What you need to do: Reproduce every record exactly as it appears, but not the pictures.

Extracted entries:
* Start *

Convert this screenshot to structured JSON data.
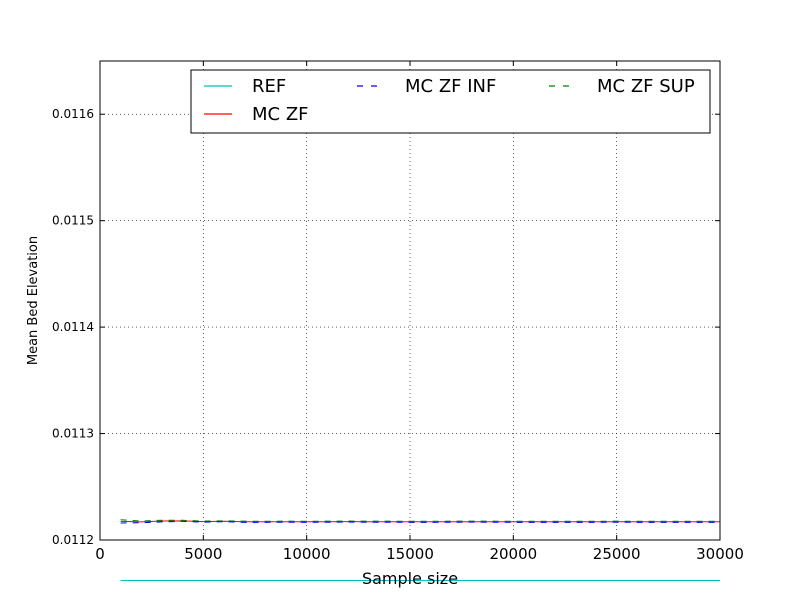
{
  "chart_data": {
    "type": "line",
    "xlabel": "Sample size",
    "ylabel": "Mean Bed Elevation",
    "xlim": [
      0,
      30000
    ],
    "ylim": [
      0.0112,
      0.01165
    ],
    "x_ticks": [
      0,
      5000,
      10000,
      15000,
      20000,
      25000,
      30000
    ],
    "y_ticks": [
      0.0112,
      0.0113,
      0.0114,
      0.0115,
      0.0116
    ],
    "x_tick_labels": [
      "0",
      "5000",
      "10000",
      "15000",
      "20000",
      "25000",
      "30000"
    ],
    "y_tick_labels": [
      "0.0112",
      "0.0113",
      "0.0114",
      "0.0115",
      "0.0116"
    ],
    "grid": true,
    "legend_position": "top",
    "x": [
      1000,
      2000,
      3000,
      4000,
      5000,
      6000,
      7000,
      8000,
      9000,
      10000,
      11000,
      12000,
      13000,
      14000,
      15000,
      16000,
      17000,
      18000,
      19000,
      20000,
      21000,
      22000,
      23000,
      24000,
      25000,
      26000,
      27000,
      28000,
      29000,
      30000
    ],
    "series": [
      {
        "name": "REF",
        "color": "#00bfbf",
        "dash": "solid",
        "values": [
          0.011162,
          0.011162,
          0.011162,
          0.011162,
          0.011162,
          0.011162,
          0.011162,
          0.011162,
          0.011162,
          0.011162,
          0.011162,
          0.011162,
          0.011162,
          0.011162,
          0.011162,
          0.011162,
          0.011162,
          0.011162,
          0.011162,
          0.011162,
          0.011162,
          0.011162,
          0.011162,
          0.011162,
          0.011162,
          0.011162,
          0.011162,
          0.011162,
          0.011162,
          0.011162
        ]
      },
      {
        "name": "MC ZF",
        "color": "#ff0000",
        "dash": "solid",
        "values": [
          0.0112175,
          0.011217,
          0.0112178,
          0.011218,
          0.0112173,
          0.0112176,
          0.0112172,
          0.0112171,
          0.0112172,
          0.0112171,
          0.0112172,
          0.0112173,
          0.0112172,
          0.0112172,
          0.0112171,
          0.0112171,
          0.0112172,
          0.0112172,
          0.0112172,
          0.0112171,
          0.0112171,
          0.0112171,
          0.0112171,
          0.0112171,
          0.0112172,
          0.0112171,
          0.0112171,
          0.0112171,
          0.0112171,
          0.0112171
        ]
      },
      {
        "name": "MC ZF INF",
        "color": "#0000ff",
        "dash": "dashed",
        "values": [
          0.011216,
          0.0112162,
          0.011217,
          0.0112175,
          0.0112168,
          0.0112172,
          0.0112166,
          0.0112166,
          0.0112167,
          0.0112166,
          0.0112167,
          0.0112168,
          0.0112167,
          0.0112167,
          0.0112166,
          0.0112166,
          0.0112167,
          0.0112168,
          0.0112167,
          0.0112166,
          0.0112166,
          0.0112166,
          0.0112166,
          0.0112166,
          0.0112167,
          0.0112166,
          0.0112166,
          0.0112166,
          0.0112166,
          0.0112166
        ]
      },
      {
        "name": "MC ZF SUP",
        "color": "#008000",
        "dash": "dashed",
        "values": [
          0.011219,
          0.0112178,
          0.0112186,
          0.0112185,
          0.0112178,
          0.011218,
          0.0112177,
          0.0112176,
          0.0112177,
          0.0112176,
          0.0112177,
          0.0112178,
          0.0112177,
          0.0112177,
          0.0112176,
          0.0112176,
          0.0112177,
          0.0112177,
          0.0112177,
          0.0112176,
          0.0112176,
          0.0112176,
          0.0112176,
          0.0112176,
          0.0112177,
          0.0112176,
          0.0112176,
          0.0112176,
          0.0112176,
          0.0112176
        ]
      }
    ]
  }
}
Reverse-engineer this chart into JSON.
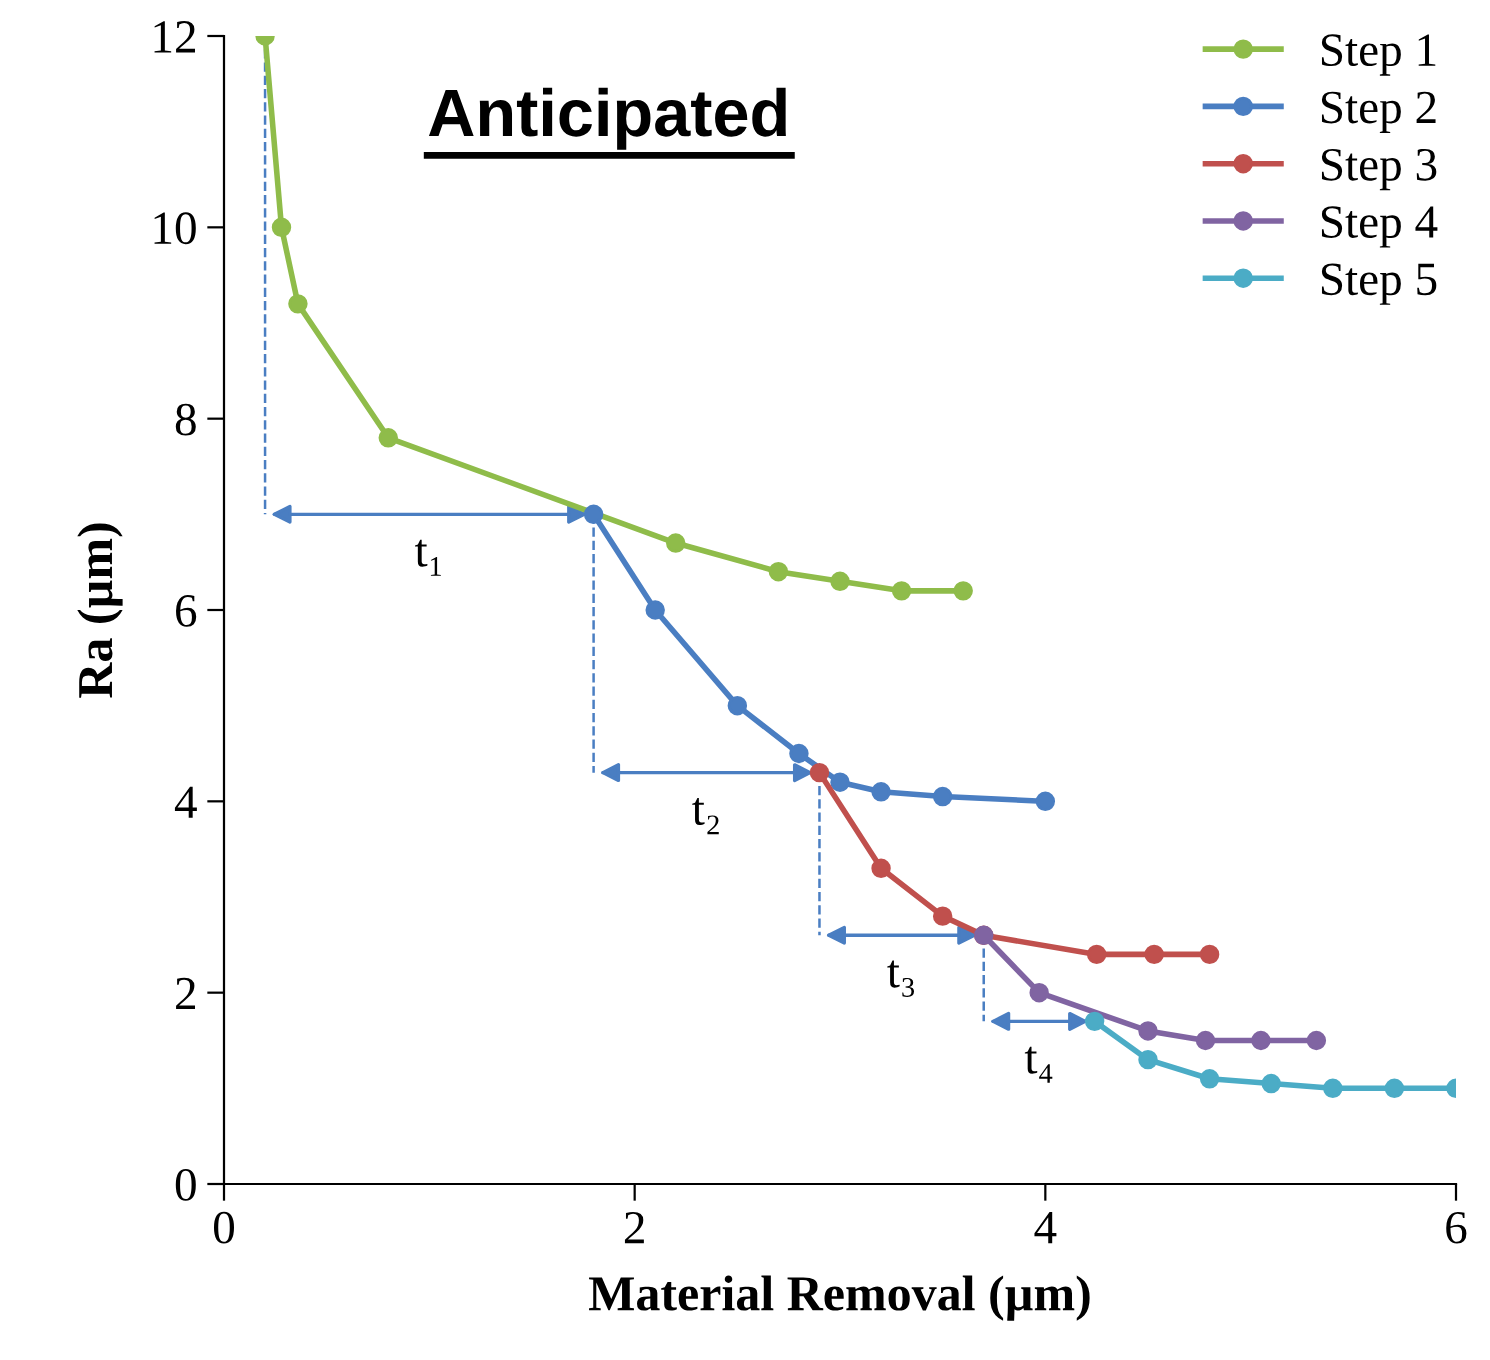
{
  "chart_data": {
    "type": "line",
    "title": "Anticipated",
    "xlabel": "Material Removal (µm)",
    "ylabel": "Ra (µm)",
    "xlim": [
      0,
      6
    ],
    "xticks": [
      0,
      2,
      4,
      6
    ],
    "ylim": [
      0,
      12
    ],
    "yticks": [
      0,
      2,
      4,
      6,
      8,
      10,
      12
    ],
    "grid": false,
    "legend": "top right",
    "marker": "circle",
    "line_style": "solid",
    "annotations": [
      "t₁",
      {
        "text": "t₂",
        "x": 2.9,
        "y": 4.3
      },
      {
        "text": "t₃",
        "x": 3.7,
        "y": 2.6
      },
      {
        "text": "t₄",
        "x": 4.24,
        "y": 1.7
      }
    ],
    "series": [
      {
        "name": "Step 1",
        "color": "#8fbc4a",
        "x": [
          0.2,
          0.28,
          0.36,
          0.8,
          2.2,
          2.7,
          3.0,
          3.3,
          3.6
        ],
        "values": [
          12,
          10,
          9.2,
          7.8,
          6.7,
          6.4,
          6.3,
          6.2,
          6.2
        ]
      },
      {
        "name": "Step 2",
        "color": "#4a7ec2",
        "x": [
          1.8,
          2.1,
          2.5,
          2.8,
          3.0,
          3.2,
          3.5,
          4.0
        ],
        "values": [
          7.0,
          6.0,
          5.0,
          4.5,
          4.2,
          4.1,
          4.05,
          4.0
        ]
      },
      {
        "name": "Step 3",
        "color": "#c0504d",
        "x": [
          2.9,
          3.2,
          3.5,
          3.7,
          4.25,
          4.53,
          4.8
        ],
        "values": [
          4.3,
          3.3,
          2.8,
          2.6,
          2.4,
          2.4,
          2.4
        ]
      },
      {
        "name": "Step 4",
        "color": "#8064a2",
        "x": [
          3.7,
          3.97,
          4.5,
          4.78,
          5.05,
          5.32
        ],
        "values": [
          2.6,
          2.0,
          1.6,
          1.5,
          1.5,
          1.5
        ]
      },
      {
        "name": "Step 5",
        "color": "#4bacc6",
        "x": [
          4.24,
          4.5,
          4.8,
          5.1,
          5.4,
          5.7,
          6.0
        ],
        "values": [
          1.7,
          1.3,
          1.1,
          1.05,
          1.0,
          1.0,
          1.0
        ]
      }
    ]
  }
}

* End *

Response for this exercise:
Convert this screenshot to structured JSON data.
{
  "chart_data": {
    "type": "line",
    "xlabel": "Sample size",
    "ylabel": "Mean Bed Elevation",
    "xlim": [
      0,
      30000
    ],
    "ylim": [
      0.0112,
      0.01165
    ],
    "x_ticks": [
      0,
      5000,
      10000,
      15000,
      20000,
      25000,
      30000
    ],
    "y_ticks": [
      0.0112,
      0.0113,
      0.0114,
      0.0115,
      0.0116
    ],
    "x_tick_labels": [
      "0",
      "5000",
      "10000",
      "15000",
      "20000",
      "25000",
      "30000"
    ],
    "y_tick_labels": [
      "0.0112",
      "0.0113",
      "0.0114",
      "0.0115",
      "0.0116"
    ],
    "grid": true,
    "legend_position": "top",
    "x": [
      1000,
      2000,
      3000,
      4000,
      5000,
      6000,
      7000,
      8000,
      9000,
      10000,
      11000,
      12000,
      13000,
      14000,
      15000,
      16000,
      17000,
      18000,
      19000,
      20000,
      21000,
      22000,
      23000,
      24000,
      25000,
      26000,
      27000,
      28000,
      29000,
      30000
    ],
    "series": [
      {
        "name": "REF",
        "color": "#00bfbf",
        "dash": "solid",
        "values": [
          0.011162,
          0.011162,
          0.011162,
          0.011162,
          0.011162,
          0.011162,
          0.011162,
          0.011162,
          0.011162,
          0.011162,
          0.011162,
          0.011162,
          0.011162,
          0.011162,
          0.011162,
          0.011162,
          0.011162,
          0.011162,
          0.011162,
          0.011162,
          0.011162,
          0.011162,
          0.011162,
          0.011162,
          0.011162,
          0.011162,
          0.011162,
          0.011162,
          0.011162,
          0.011162
        ]
      },
      {
        "name": "MC ZF",
        "color": "#ff0000",
        "dash": "solid",
        "values": [
          0.0112175,
          0.011217,
          0.0112178,
          0.011218,
          0.0112173,
          0.0112176,
          0.0112172,
          0.0112171,
          0.0112172,
          0.0112171,
          0.0112172,
          0.0112173,
          0.0112172,
          0.0112172,
          0.0112171,
          0.0112171,
          0.0112172,
          0.0112172,
          0.0112172,
          0.0112171,
          0.0112171,
          0.0112171,
          0.0112171,
          0.0112171,
          0.0112172,
          0.0112171,
          0.0112171,
          0.0112171,
          0.0112171,
          0.0112171
        ]
      },
      {
        "name": "MC ZF INF",
        "color": "#0000ff",
        "dash": "dashed",
        "values": [
          0.011216,
          0.0112162,
          0.011217,
          0.0112175,
          0.0112168,
          0.0112172,
          0.0112166,
          0.0112166,
          0.0112167,
          0.0112166,
          0.0112167,
          0.0112168,
          0.0112167,
          0.0112167,
          0.0112166,
          0.0112166,
          0.0112167,
          0.0112168,
          0.0112167,
          0.0112166,
          0.0112166,
          0.0112166,
          0.0112166,
          0.0112166,
          0.0112167,
          0.0112166,
          0.0112166,
          0.0112166,
          0.0112166,
          0.0112166
        ]
      },
      {
        "name": "MC ZF SUP",
        "color": "#008000",
        "dash": "dashed",
        "values": [
          0.011219,
          0.0112178,
          0.0112186,
          0.0112185,
          0.0112178,
          0.011218,
          0.0112177,
          0.0112176,
          0.0112177,
          0.0112176,
          0.0112177,
          0.0112178,
          0.0112177,
          0.0112177,
          0.0112176,
          0.0112176,
          0.0112177,
          0.0112177,
          0.0112177,
          0.0112176,
          0.0112176,
          0.0112176,
          0.0112176,
          0.0112176,
          0.0112177,
          0.0112176,
          0.0112176,
          0.0112176,
          0.0112176,
          0.0112176
        ]
      }
    ]
  }
}
Reverse-engineer this chart into JSON.
{
  "chart_data": {
    "type": "line",
    "title": "Anticipated",
    "xlabel": "Material Removal (µm)",
    "ylabel": "Ra (µm)",
    "xlim": [
      0,
      6
    ],
    "xticks": [
      0,
      2,
      4,
      6
    ],
    "ylim": [
      0,
      12
    ],
    "yticks": [
      0,
      2,
      4,
      6,
      8,
      10,
      12
    ],
    "grid": false,
    "legend": "top right",
    "marker": "circle",
    "line_style": "solid",
    "annotations": [
      "t₁",
      {
        "text": "t₂",
        "x": 2.9,
        "y": 4.3
      },
      {
        "text": "t₃",
        "x": 3.7,
        "y": 2.6
      },
      {
        "text": "t₄",
        "x": 4.24,
        "y": 1.7
      }
    ],
    "series": [
      {
        "name": "Step 1",
        "color": "#8fbc4a",
        "x": [
          0.2,
          0.28,
          0.36,
          0.8,
          2.2,
          2.7,
          3.0,
          3.3,
          3.6
        ],
        "values": [
          12,
          10,
          9.2,
          7.8,
          6.7,
          6.4,
          6.3,
          6.2,
          6.2
        ]
      },
      {
        "name": "Step 2",
        "color": "#4a7ec2",
        "x": [
          1.8,
          2.1,
          2.5,
          2.8,
          3.0,
          3.2,
          3.5,
          4.0
        ],
        "values": [
          7.0,
          6.0,
          5.0,
          4.5,
          4.2,
          4.1,
          4.05,
          4.0
        ]
      },
      {
        "name": "Step 3",
        "color": "#c0504d",
        "x": [
          2.9,
          3.2,
          3.5,
          3.7,
          4.25,
          4.53,
          4.8
        ],
        "values": [
          4.3,
          3.3,
          2.8,
          2.6,
          2.4,
          2.4,
          2.4
        ]
      },
      {
        "name": "Step 4",
        "color": "#8064a2",
        "x": [
          3.7,
          3.97,
          4.5,
          4.78,
          5.05,
          5.32
        ],
        "values": [
          2.6,
          2.0,
          1.6,
          1.5,
          1.5,
          1.5
        ]
      },
      {
        "name": "Step 5",
        "color": "#4bacc6",
        "x": [
          4.24,
          4.5,
          4.8,
          5.1,
          5.4,
          5.7,
          6.0
        ],
        "values": [
          1.7,
          1.3,
          1.1,
          1.05,
          1.0,
          1.0,
          1.0
        ]
      }
    ]
  }
}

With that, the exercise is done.